Exercise instructions: Everything from the line with "Extract all the data from this chart as JSON." to the end of the data should be restated word for word, and nothing before it.
start Data rows
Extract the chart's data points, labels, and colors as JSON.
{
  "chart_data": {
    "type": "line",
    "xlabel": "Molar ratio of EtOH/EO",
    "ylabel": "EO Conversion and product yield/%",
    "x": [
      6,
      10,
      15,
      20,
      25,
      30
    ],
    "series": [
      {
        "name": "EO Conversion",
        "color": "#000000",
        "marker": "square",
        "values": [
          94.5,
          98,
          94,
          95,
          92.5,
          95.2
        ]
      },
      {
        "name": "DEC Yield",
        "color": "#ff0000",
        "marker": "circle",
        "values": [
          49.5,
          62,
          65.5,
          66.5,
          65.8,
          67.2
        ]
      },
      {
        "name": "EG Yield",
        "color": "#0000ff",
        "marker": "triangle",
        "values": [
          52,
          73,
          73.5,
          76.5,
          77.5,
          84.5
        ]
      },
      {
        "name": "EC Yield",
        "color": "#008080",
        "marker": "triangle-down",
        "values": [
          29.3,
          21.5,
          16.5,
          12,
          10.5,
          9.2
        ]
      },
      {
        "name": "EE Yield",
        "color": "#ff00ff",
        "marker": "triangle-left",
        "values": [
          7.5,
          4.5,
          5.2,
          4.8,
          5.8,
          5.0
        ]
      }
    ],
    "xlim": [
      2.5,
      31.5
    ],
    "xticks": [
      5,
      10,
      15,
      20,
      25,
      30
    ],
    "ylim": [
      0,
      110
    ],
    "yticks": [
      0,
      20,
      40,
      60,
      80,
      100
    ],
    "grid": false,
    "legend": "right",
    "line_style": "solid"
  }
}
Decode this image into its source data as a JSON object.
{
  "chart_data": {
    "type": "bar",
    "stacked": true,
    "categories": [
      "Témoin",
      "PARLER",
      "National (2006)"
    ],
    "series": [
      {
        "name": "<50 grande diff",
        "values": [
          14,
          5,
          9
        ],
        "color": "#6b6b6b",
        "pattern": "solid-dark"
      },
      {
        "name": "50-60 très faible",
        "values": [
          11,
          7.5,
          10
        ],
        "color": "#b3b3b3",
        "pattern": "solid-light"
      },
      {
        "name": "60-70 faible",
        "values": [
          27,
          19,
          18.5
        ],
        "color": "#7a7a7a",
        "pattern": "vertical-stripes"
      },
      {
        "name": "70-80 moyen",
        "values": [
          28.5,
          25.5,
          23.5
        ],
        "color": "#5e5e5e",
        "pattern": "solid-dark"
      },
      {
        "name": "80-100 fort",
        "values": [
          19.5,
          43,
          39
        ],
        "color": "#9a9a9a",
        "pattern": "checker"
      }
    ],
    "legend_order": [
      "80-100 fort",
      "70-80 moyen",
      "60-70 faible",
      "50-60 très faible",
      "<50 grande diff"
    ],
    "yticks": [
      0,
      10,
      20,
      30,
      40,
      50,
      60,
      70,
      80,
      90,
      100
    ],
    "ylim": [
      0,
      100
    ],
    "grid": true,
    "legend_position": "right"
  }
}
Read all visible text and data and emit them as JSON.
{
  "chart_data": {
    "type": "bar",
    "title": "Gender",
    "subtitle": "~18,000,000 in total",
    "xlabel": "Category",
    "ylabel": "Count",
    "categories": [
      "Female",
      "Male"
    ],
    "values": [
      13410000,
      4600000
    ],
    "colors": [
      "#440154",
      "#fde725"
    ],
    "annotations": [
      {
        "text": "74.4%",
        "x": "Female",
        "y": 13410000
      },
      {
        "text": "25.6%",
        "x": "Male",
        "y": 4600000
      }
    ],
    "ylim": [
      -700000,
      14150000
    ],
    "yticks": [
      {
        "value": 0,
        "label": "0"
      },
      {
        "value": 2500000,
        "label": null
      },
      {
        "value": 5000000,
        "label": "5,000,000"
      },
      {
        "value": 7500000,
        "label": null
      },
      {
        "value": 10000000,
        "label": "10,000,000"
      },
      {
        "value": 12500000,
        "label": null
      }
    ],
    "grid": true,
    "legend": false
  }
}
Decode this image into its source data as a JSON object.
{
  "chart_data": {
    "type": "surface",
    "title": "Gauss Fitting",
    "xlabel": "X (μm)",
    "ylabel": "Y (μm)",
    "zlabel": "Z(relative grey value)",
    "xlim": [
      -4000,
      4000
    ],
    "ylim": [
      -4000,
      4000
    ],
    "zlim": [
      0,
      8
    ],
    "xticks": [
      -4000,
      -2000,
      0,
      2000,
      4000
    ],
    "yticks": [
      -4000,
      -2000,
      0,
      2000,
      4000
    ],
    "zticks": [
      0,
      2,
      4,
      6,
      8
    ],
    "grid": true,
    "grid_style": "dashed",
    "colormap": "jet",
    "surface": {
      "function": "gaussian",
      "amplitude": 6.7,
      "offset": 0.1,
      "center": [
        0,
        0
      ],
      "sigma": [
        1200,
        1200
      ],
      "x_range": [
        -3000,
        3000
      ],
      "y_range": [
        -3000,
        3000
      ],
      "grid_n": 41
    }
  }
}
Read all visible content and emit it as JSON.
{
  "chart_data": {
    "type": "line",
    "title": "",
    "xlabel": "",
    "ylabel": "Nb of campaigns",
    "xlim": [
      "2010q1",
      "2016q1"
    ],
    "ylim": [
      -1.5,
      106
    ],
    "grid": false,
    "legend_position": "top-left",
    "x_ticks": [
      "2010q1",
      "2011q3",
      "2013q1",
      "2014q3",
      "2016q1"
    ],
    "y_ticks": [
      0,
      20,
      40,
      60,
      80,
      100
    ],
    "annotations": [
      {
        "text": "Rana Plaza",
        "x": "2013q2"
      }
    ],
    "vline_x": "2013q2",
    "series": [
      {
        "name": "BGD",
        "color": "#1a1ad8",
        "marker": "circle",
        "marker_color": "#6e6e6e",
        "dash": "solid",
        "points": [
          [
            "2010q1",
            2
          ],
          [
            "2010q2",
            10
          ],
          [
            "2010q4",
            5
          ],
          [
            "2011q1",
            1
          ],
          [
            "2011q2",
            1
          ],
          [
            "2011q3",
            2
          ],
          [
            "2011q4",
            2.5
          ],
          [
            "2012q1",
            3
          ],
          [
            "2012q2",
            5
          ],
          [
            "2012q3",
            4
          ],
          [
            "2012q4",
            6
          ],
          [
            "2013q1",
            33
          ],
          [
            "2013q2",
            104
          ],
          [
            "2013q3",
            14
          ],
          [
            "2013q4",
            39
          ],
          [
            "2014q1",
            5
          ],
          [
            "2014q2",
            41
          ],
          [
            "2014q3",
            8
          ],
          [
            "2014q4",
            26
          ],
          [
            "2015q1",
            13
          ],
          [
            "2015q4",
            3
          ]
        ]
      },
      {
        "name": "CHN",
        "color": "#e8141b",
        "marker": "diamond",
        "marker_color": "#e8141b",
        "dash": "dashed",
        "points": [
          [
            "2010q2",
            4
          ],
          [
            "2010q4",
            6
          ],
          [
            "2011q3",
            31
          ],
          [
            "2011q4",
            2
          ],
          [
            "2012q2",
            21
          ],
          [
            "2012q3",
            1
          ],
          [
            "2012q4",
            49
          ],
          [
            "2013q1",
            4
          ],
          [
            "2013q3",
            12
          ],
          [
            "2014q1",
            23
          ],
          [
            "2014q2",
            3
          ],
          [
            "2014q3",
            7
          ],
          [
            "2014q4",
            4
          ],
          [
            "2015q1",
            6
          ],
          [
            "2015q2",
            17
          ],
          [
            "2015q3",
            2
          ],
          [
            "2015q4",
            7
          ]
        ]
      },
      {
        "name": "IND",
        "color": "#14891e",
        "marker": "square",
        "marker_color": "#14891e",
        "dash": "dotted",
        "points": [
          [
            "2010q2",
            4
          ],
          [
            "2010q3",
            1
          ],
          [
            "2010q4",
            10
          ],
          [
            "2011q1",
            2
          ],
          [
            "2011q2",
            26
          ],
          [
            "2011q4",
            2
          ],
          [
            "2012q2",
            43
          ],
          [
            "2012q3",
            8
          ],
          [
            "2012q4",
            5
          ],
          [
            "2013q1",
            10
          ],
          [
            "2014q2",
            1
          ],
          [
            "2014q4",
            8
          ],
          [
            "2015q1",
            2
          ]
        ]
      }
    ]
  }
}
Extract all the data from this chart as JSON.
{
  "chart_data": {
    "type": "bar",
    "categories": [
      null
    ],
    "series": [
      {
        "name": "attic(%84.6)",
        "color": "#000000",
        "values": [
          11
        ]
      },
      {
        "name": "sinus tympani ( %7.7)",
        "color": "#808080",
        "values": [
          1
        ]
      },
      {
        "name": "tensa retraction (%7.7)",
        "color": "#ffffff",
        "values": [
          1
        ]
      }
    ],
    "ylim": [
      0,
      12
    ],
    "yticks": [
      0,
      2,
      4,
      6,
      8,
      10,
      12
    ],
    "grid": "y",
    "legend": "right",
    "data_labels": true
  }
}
end Data rows
In response:
Extract all the data from this chart as JSON.
{
  "chart_data": {
    "type": "bar",
    "categories": [
      null
    ],
    "series": [
      {
        "name": "attic(%84.6)",
        "color": "#000000",
        "values": [
          11
        ]
      },
      {
        "name": "sinus tympani ( %7.7)",
        "color": "#808080",
        "values": [
          1
        ]
      },
      {
        "name": "tensa retraction (%7.7)",
        "color": "#ffffff",
        "values": [
          1
        ]
      }
    ],
    "ylim": [
      0,
      12
    ],
    "yticks": [
      0,
      2,
      4,
      6,
      8,
      10,
      12
    ],
    "grid": "y",
    "legend": "right",
    "data_labels": true
  }
}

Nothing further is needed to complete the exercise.